_What is needed_
Please write out the lines from the one with "sidebar-item-services[interactable]: ⊞ Services" to the one with "sidebar-item-datasets[interactable]: ≡ Datasets", both included, exactly as they stand.

Image element box records:
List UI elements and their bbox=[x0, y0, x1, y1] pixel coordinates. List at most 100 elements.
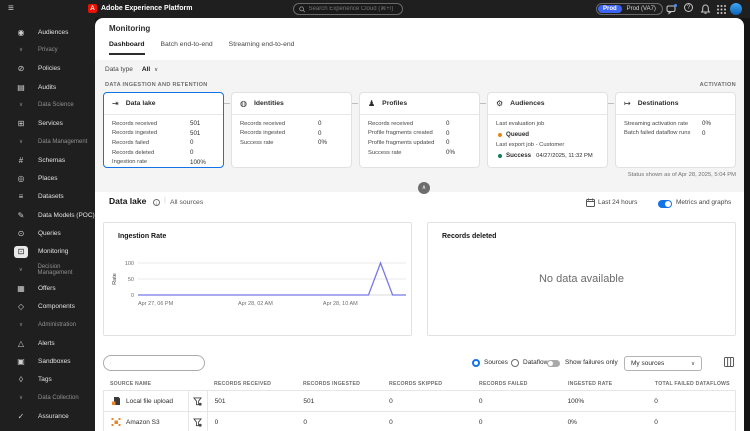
sidebar-item-services[interactable]: ⊞ Services bbox=[0, 114, 95, 132]
sidebar-item-sandboxes[interactable]: ▣ Sandboxes bbox=[0, 352, 95, 370]
data-models-poc-icon: ✎ bbox=[17, 210, 25, 220]
components-icon: ◇ bbox=[17, 302, 25, 312]
sidebar-section-data-science[interactable]: ∨ Data Science bbox=[0, 96, 95, 114]
sidebar-item-offers[interactable]: ▦ Offers bbox=[0, 279, 95, 297]
metric-value: 501 bbox=[190, 120, 201, 128]
ingestion-rate-card: Ingestion Rate 0 50 100 Apr 27, 06 PM Apr 28… bbox=[103, 222, 412, 336]
user-avatar[interactable] bbox=[730, 3, 742, 15]
card-destinations[interactable]: ↦ Destinations Streaming activation rate 0%… bbox=[615, 92, 736, 168]
help-icon[interactable]: ? bbox=[684, 3, 693, 12]
bell-icon[interactable] bbox=[700, 4, 711, 15]
table-cell: 501 bbox=[214, 397, 226, 405]
sidebar-item-assurance[interactable]: ✓ Assurance bbox=[0, 407, 95, 425]
table-header-cell[interactable]: SOURCE NAME bbox=[110, 380, 152, 387]
job-time: 04/27/2025, 11:32 PM bbox=[536, 152, 593, 159]
sidebar-item-tags[interactable]: ◊ Tags bbox=[0, 371, 95, 389]
app-switcher-icon[interactable] bbox=[716, 4, 727, 15]
table-header-cell[interactable]: RECORDS INGESTED bbox=[303, 380, 361, 387]
sidebar-section-privacy[interactable]: ∨ Privacy bbox=[0, 41, 95, 59]
collapse-section-button[interactable]: ∧ bbox=[418, 182, 430, 194]
hamburger-menu-icon[interactable]: ≡ bbox=[8, 3, 14, 14]
table-header-cell[interactable]: RECORDS FAILED bbox=[479, 380, 528, 387]
card-identities[interactable]: ◍ Identities Records received 0 Records inge… bbox=[231, 92, 352, 168]
table-cell: 0 bbox=[478, 418, 483, 426]
environment-switcher[interactable]: Prod Prod (VA7) bbox=[596, 3, 663, 15]
sidebar-item-audits[interactable]: ▤ Audits bbox=[0, 78, 95, 96]
card-metric: Success rate 0% bbox=[240, 138, 343, 148]
sidebar-item-datasets[interactable]: ≡ Datasets bbox=[0, 188, 95, 206]
info-icon[interactable]: i bbox=[153, 199, 160, 206]
filter-funnel-button[interactable] bbox=[189, 412, 208, 431]
global-search-input[interactable] bbox=[308, 6, 397, 12]
sidebar-item-label: Alerts bbox=[38, 339, 55, 347]
sidebar-item-label: Places bbox=[38, 175, 58, 183]
ingestion-rate-chart: 0 50 100 Apr 27, 06 PM Apr 28, 02 AM Apr 28, … bbox=[112, 261, 406, 307]
divider: | bbox=[164, 197, 166, 204]
table-search-input[interactable] bbox=[114, 358, 198, 368]
source-filter-select[interactable]: My sources ∨ bbox=[624, 356, 702, 371]
card-metric: Ingestion rate 100% bbox=[112, 157, 215, 167]
metric-value: 0% bbox=[702, 120, 711, 128]
job-status: Success 04/27/2025, 11:32 PM bbox=[496, 150, 599, 161]
metrics-graphs-toggle[interactable] bbox=[658, 200, 672, 208]
sidebar-item-data-models-poc[interactable]: ✎ Data Models (POC) bbox=[0, 206, 95, 224]
table-row-amazon-s3[interactable]: Amazon S3 0 0 0 0 0% 0 bbox=[104, 411, 735, 431]
tab-batch-end-to-end[interactable]: Batch end-to-end bbox=[160, 41, 213, 48]
sidebar-item-alerts[interactable]: △ Alerts bbox=[0, 334, 95, 352]
sidebar-item-queries[interactable]: ⊙ Queries bbox=[0, 224, 95, 242]
assurance-icon: ✓ bbox=[17, 411, 25, 421]
sidebar-section-label: Data Collection bbox=[38, 395, 79, 402]
radio-sources-label[interactable]: Sources bbox=[484, 359, 508, 366]
table-header-cell[interactable]: RECORDS RECEIVED bbox=[214, 380, 272, 387]
data-type-filter[interactable]: Data type All ∨ bbox=[105, 66, 158, 73]
monitoring-icon: ⊡ bbox=[14, 245, 28, 258]
show-failures-toggle[interactable] bbox=[547, 360, 560, 367]
chevron-down-icon: ∨ bbox=[18, 321, 24, 328]
card-metric: Profile fragments updated 0 bbox=[368, 138, 471, 148]
page-title: Monitoring bbox=[109, 24, 151, 33]
sidebar-item-schemas[interactable]: # Schemas bbox=[0, 151, 95, 169]
radio-sources[interactable] bbox=[472, 359, 480, 367]
card-data-lake[interactable]: ⇥ Data lake Records received 501 Records ing… bbox=[103, 92, 224, 168]
card-metric: Records received 0 bbox=[368, 119, 471, 129]
sidebar-section-data-collection[interactable]: ∨ Data Collection bbox=[0, 389, 95, 407]
tab-dashboard[interactable]: Dashboard bbox=[109, 41, 145, 55]
radio-dataflows[interactable] bbox=[511, 359, 519, 367]
card-connector bbox=[224, 103, 230, 104]
card-metric: Records ingested 0 bbox=[240, 129, 343, 139]
global-search[interactable] bbox=[293, 3, 403, 15]
sidebar-item-components[interactable]: ◇ Components bbox=[0, 297, 95, 315]
sidebar-section-administration[interactable]: ∨ Administration bbox=[0, 316, 95, 334]
sidebar-section-decision-management[interactable]: ∨ Decision Management bbox=[0, 261, 95, 279]
card-header: ⇥ Data lake bbox=[104, 93, 223, 115]
time-range-selector[interactable]: Last 24 hours bbox=[598, 199, 638, 206]
radio-dataflows-label[interactable]: Dataflows bbox=[523, 359, 552, 366]
card-profiles[interactable]: ♟ Profiles Records received 0 Profile fragme… bbox=[359, 92, 480, 168]
card-audiences[interactable]: ⚙ Audiences Last evaluation job Queued Last … bbox=[487, 92, 608, 168]
sidebar-section-data-management[interactable]: ∨ Data Management bbox=[0, 133, 95, 151]
sidebar-item-places[interactable]: ◎ Places bbox=[0, 169, 95, 187]
table-header-cell[interactable]: INGESTED RATE bbox=[568, 380, 613, 387]
table-search[interactable] bbox=[103, 355, 205, 371]
column-settings-icon[interactable] bbox=[724, 357, 734, 367]
table-row-local-file-upload[interactable]: Local file upload 501 501 0 0 100% 0 bbox=[104, 391, 735, 411]
summary-cards-row: ⇥ Data lake Records received 501 Records ing… bbox=[103, 92, 736, 168]
sidebar-item-policies[interactable]: ⊘ Policies bbox=[0, 60, 95, 78]
tags-icon: ◊ bbox=[19, 375, 23, 385]
metric-value: 0 bbox=[190, 149, 194, 157]
sidebar-section-label: Data Science bbox=[38, 102, 74, 109]
sidebar-item-label: Services bbox=[38, 120, 63, 128]
tab-streaming-end-to-end[interactable]: Streaming end-to-end bbox=[228, 41, 295, 48]
metric-value: 0% bbox=[446, 149, 455, 157]
card-metric: Records deleted 0 bbox=[112, 148, 215, 158]
table-header-cell[interactable]: TOTAL FAILED DATAFLOWS bbox=[655, 380, 730, 387]
table-header-cell[interactable]: RECORDS SKIPPED bbox=[389, 380, 443, 387]
filter-funnel-button[interactable] bbox=[189, 391, 208, 411]
sidebar-item-monitoring[interactable]: ⊡ Monitoring bbox=[0, 243, 95, 261]
feedback-icon[interactable] bbox=[666, 4, 677, 15]
data-type-label: Data type bbox=[105, 66, 133, 73]
sidebar-section-label: Decision Management bbox=[37, 264, 73, 276]
table-cell: 0 bbox=[654, 418, 658, 426]
svg-text:100: 100 bbox=[125, 261, 134, 267]
sidebar-item-audiences[interactable]: ◉ Audiences bbox=[0, 23, 95, 41]
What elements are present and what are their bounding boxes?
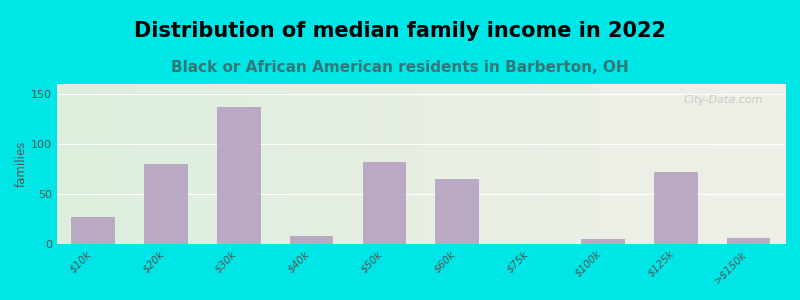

_Right answer_
sidebar-item-services[interactable]: ⊞ Services bbox=[0, 114, 95, 132]
sidebar-item-sandboxes[interactable]: ▣ Sandboxes bbox=[0, 352, 95, 370]
data-models-poc-icon: ✎ bbox=[17, 210, 25, 220]
components-icon: ◇ bbox=[17, 302, 25, 312]
sidebar-section-data-science[interactable]: ∨ Data Science bbox=[0, 96, 95, 114]
sidebar-item-offers[interactable]: ▦ Offers bbox=[0, 279, 95, 297]
metric-value: 501 bbox=[190, 120, 201, 128]
ingestion-rate-card: Ingestion Rate 0 50 100 Apr 27, 06 PM Apr 28… bbox=[103, 222, 412, 336]
user-avatar[interactable] bbox=[730, 3, 742, 15]
card-destinations[interactable]: ↦ Destinations Streaming activation rate 0%… bbox=[615, 92, 736, 168]
help-icon[interactable]: ? bbox=[684, 3, 693, 12]
bell-icon[interactable] bbox=[700, 4, 711, 15]
table-cell: 501 bbox=[214, 397, 226, 405]
sidebar-item-assurance[interactable]: ✓ Assurance bbox=[0, 407, 95, 425]
table-header-cell[interactable]: SOURCE NAME bbox=[110, 380, 152, 387]
job-time: 04/27/2025, 11:32 PM bbox=[536, 152, 593, 159]
sidebar-item-tags[interactable]: ◊ Tags bbox=[0, 371, 95, 389]
app-switcher-icon[interactable] bbox=[716, 4, 727, 15]
table-header-cell[interactable]: RECORDS INGESTED bbox=[303, 380, 361, 387]
sidebar-section-privacy[interactable]: ∨ Privacy bbox=[0, 41, 95, 59]
collapse-section-button[interactable]: ∧ bbox=[418, 182, 430, 194]
hamburger-menu-icon[interactable]: ≡ bbox=[8, 3, 14, 14]
table-header-cell[interactable]: RECORDS FAILED bbox=[479, 380, 528, 387]
card-identities[interactable]: ◍ Identities Records received 0 Records inge… bbox=[231, 92, 352, 168]
table-cell: 0 bbox=[478, 418, 483, 426]
environment-switcher[interactable]: Prod Prod (VA7) bbox=[596, 3, 663, 15]
sidebar-item-audits[interactable]: ▤ Audits bbox=[0, 78, 95, 96]
card-metric: Success rate 0% bbox=[240, 138, 343, 148]
sidebar-item-datasets[interactable]: ≡ Datasets bbox=[0, 188, 95, 206]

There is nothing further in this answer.